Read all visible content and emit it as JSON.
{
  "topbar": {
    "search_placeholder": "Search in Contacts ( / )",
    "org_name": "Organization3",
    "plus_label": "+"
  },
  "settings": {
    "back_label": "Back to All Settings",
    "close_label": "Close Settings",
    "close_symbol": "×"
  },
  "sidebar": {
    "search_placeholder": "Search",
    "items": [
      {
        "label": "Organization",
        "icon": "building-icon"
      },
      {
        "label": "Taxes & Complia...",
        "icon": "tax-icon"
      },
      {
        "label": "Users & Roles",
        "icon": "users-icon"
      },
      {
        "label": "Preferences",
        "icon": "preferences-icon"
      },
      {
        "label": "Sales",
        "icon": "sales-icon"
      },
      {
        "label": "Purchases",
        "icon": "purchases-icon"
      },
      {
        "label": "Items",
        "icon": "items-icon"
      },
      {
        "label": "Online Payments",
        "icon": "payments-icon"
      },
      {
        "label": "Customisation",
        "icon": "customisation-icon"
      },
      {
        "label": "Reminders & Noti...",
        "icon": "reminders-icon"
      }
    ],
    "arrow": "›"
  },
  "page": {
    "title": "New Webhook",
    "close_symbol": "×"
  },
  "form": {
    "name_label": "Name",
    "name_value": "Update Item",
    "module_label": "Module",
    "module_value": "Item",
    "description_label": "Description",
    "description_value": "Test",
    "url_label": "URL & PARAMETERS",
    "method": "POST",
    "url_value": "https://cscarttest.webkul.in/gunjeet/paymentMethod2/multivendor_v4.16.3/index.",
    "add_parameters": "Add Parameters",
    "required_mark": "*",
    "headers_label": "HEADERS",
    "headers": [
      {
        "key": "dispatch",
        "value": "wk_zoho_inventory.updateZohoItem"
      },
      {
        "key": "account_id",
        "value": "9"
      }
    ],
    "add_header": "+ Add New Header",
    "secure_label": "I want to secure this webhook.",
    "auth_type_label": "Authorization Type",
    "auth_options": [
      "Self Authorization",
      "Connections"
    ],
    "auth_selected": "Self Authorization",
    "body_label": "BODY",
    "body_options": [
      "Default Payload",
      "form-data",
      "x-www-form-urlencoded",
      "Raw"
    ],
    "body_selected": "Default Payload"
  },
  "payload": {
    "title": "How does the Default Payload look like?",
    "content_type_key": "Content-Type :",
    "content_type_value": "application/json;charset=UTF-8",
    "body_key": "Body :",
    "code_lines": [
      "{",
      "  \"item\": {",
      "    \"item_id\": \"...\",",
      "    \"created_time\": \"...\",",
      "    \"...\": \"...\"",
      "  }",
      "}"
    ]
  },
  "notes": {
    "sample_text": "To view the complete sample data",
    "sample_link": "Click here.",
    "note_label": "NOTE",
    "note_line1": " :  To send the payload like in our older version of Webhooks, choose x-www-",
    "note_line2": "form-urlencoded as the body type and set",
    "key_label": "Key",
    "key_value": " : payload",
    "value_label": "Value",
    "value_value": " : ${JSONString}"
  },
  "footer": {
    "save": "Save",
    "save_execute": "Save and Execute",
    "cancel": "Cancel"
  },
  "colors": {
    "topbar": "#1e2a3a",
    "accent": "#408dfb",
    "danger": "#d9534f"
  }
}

**DESCRIPTION OF THE TASK**: Go through the entries above and count the lines containing the word "Self"; give only that count.

**RESULT OF THIS EXERCISE**: 2